(Collection entries)

○ ○ ○

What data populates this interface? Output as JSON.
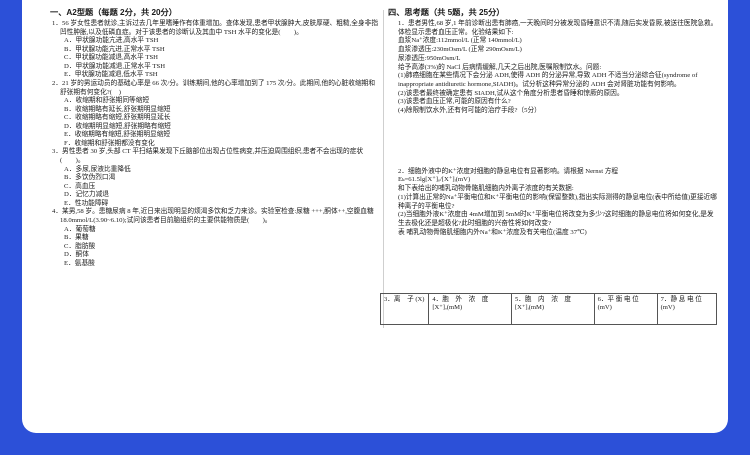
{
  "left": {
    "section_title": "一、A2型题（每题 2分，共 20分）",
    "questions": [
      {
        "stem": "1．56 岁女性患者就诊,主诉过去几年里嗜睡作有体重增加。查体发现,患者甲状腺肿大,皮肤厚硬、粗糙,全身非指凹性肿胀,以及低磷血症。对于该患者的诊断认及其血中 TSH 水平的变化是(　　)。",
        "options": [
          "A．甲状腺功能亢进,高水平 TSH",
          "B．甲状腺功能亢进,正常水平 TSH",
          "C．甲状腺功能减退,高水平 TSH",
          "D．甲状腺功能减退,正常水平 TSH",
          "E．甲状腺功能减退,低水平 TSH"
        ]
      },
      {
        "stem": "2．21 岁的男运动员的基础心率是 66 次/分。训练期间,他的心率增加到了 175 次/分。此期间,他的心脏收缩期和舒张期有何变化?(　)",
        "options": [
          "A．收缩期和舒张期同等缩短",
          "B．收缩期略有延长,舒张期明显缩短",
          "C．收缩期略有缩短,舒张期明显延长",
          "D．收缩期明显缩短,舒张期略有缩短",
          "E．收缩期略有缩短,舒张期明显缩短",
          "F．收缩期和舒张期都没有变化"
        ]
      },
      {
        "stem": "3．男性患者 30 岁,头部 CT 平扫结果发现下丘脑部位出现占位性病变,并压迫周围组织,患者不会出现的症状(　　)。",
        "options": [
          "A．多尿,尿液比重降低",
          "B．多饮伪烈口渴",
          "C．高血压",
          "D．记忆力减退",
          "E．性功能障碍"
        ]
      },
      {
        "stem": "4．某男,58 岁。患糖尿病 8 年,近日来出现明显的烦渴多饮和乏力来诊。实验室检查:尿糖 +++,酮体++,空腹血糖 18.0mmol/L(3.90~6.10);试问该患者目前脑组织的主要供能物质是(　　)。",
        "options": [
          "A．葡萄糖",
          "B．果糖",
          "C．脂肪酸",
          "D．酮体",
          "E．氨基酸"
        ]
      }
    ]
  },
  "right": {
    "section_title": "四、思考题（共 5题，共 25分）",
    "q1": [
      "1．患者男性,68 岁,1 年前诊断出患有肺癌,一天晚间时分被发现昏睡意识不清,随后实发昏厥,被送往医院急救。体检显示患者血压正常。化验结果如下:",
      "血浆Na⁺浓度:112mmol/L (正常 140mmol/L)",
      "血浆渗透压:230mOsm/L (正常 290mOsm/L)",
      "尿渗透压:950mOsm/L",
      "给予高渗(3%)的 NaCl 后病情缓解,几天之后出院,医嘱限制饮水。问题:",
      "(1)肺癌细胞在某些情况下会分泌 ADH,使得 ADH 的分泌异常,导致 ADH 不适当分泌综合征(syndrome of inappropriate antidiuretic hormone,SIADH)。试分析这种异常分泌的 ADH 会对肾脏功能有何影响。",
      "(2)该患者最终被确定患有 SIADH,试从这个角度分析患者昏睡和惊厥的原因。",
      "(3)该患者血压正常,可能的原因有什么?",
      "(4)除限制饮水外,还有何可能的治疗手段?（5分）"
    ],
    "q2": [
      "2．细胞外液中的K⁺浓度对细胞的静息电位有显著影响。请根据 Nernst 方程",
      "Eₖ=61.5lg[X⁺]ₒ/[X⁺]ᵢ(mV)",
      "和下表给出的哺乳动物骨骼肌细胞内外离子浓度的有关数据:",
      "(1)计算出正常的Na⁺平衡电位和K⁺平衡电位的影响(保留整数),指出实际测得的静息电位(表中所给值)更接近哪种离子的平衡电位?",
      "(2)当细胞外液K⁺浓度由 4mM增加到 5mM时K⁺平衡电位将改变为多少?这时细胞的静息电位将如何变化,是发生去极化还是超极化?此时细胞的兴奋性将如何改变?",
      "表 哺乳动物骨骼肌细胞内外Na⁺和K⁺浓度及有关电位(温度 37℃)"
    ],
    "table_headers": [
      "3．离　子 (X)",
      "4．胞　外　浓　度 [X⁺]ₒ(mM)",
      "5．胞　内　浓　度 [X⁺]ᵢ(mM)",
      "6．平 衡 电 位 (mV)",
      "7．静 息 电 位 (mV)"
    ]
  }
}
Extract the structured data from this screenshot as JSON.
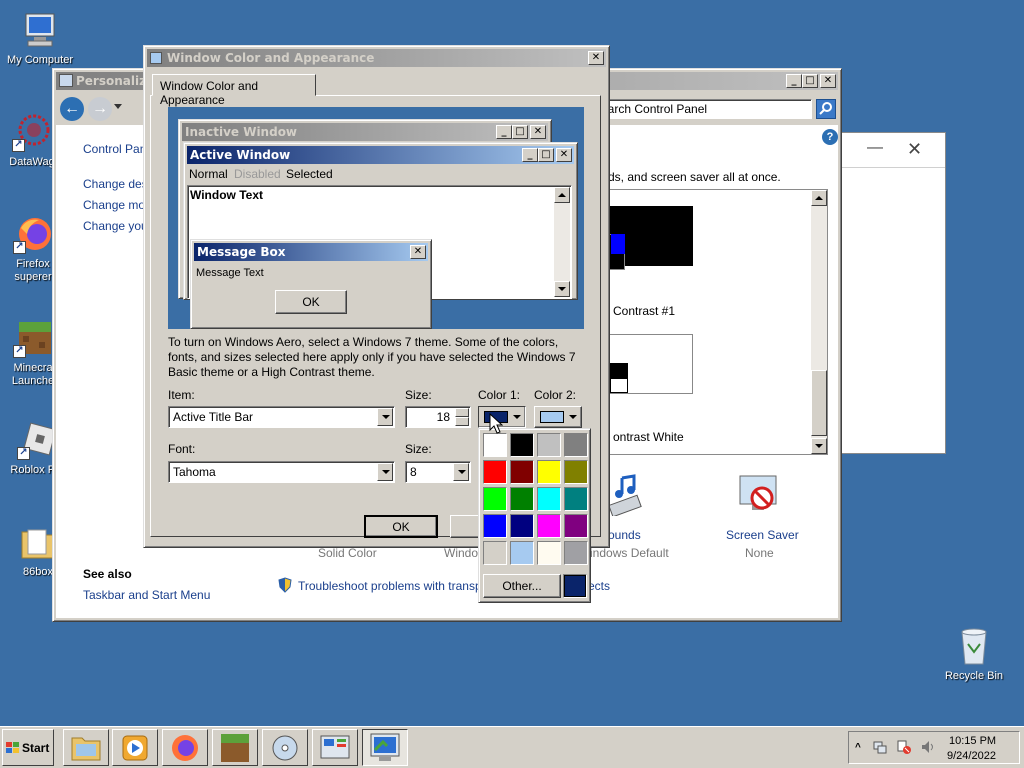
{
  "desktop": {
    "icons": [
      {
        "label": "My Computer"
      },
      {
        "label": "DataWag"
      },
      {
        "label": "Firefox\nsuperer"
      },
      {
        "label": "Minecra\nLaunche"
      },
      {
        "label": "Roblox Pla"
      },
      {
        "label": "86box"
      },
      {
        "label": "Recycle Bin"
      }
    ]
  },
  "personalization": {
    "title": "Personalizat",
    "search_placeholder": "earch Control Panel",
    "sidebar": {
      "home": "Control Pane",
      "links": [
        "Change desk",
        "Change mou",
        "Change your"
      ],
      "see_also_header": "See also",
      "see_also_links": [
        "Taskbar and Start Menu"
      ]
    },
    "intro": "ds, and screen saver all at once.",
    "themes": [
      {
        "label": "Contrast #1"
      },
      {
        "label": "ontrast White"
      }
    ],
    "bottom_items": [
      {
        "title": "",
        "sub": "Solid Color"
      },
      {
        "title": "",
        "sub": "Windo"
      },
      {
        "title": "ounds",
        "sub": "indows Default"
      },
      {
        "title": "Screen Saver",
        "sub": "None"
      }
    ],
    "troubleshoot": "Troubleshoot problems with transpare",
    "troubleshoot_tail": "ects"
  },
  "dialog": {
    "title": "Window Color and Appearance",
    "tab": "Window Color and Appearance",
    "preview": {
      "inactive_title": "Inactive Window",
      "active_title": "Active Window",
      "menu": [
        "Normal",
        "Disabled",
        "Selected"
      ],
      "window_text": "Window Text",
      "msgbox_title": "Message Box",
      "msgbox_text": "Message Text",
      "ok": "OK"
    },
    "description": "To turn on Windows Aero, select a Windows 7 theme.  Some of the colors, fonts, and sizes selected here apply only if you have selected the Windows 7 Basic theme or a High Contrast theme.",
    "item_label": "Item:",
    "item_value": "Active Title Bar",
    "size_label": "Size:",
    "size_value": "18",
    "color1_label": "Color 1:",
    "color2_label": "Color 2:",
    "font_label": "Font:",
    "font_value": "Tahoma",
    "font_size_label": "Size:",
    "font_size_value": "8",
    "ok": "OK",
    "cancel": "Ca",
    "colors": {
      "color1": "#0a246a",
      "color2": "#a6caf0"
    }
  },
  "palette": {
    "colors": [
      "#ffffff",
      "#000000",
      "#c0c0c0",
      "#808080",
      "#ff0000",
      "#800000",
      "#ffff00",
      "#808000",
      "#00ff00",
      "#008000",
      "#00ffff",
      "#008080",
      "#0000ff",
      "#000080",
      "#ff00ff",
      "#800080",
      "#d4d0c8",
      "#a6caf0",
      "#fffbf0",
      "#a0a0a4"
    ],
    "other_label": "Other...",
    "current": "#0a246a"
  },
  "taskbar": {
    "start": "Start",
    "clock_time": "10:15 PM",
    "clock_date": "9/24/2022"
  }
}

○ ○ ○

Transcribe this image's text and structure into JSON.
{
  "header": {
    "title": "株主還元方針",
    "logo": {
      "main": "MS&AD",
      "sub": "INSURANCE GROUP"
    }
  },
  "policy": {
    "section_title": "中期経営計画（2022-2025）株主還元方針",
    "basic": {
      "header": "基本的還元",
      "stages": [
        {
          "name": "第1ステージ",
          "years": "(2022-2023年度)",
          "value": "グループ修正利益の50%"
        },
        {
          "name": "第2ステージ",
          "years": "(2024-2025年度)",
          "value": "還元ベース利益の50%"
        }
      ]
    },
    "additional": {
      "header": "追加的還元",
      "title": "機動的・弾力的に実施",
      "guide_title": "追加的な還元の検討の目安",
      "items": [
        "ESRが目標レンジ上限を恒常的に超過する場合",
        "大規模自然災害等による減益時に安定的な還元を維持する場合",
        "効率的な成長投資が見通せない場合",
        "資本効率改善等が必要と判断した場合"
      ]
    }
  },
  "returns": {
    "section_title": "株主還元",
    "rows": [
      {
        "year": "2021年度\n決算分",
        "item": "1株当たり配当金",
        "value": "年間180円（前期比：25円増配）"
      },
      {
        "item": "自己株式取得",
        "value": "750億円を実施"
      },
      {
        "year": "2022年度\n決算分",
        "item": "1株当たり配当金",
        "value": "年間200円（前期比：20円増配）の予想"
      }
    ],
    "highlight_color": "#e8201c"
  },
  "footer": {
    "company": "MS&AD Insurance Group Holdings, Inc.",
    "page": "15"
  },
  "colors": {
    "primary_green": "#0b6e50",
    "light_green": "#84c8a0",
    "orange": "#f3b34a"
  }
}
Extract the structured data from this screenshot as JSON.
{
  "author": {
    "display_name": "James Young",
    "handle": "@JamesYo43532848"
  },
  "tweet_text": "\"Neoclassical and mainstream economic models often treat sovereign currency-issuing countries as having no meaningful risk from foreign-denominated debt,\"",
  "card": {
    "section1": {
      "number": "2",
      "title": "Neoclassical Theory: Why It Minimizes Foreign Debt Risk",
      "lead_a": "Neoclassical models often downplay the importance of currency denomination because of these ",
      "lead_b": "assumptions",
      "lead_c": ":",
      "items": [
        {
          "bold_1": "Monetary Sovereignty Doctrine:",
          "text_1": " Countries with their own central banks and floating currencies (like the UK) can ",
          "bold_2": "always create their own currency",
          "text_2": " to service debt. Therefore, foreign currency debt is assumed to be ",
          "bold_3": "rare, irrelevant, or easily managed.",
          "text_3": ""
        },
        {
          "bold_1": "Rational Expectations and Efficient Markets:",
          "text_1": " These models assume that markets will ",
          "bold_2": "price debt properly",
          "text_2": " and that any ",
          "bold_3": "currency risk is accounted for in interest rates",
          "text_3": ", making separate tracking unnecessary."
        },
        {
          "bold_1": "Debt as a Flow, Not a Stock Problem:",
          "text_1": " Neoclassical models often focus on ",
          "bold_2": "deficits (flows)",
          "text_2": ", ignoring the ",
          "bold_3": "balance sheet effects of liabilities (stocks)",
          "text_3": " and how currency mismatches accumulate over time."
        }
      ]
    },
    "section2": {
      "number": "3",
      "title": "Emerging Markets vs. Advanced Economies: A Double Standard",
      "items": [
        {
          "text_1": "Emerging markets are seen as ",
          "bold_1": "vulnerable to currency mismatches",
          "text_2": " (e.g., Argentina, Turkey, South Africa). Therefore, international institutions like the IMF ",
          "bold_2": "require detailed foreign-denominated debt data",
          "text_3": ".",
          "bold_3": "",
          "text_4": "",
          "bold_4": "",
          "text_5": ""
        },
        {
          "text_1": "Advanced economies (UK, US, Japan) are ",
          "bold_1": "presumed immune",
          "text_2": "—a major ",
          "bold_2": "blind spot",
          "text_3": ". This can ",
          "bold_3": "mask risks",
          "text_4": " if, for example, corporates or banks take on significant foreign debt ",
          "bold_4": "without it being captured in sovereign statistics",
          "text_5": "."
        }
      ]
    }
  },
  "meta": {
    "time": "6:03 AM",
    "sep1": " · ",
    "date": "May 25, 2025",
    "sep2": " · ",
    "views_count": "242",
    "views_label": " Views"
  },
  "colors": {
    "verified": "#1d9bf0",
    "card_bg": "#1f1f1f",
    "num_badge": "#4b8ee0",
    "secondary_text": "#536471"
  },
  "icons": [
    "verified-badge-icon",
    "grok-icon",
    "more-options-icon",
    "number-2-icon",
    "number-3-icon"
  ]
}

○ ○ ○

> **What the task requires**
Gather up the lines containing the word "that" from these records and copy them.

> **Response to the exercise**
          "text_1": " These models assume that markets will ",
          "text_2": " and that any ",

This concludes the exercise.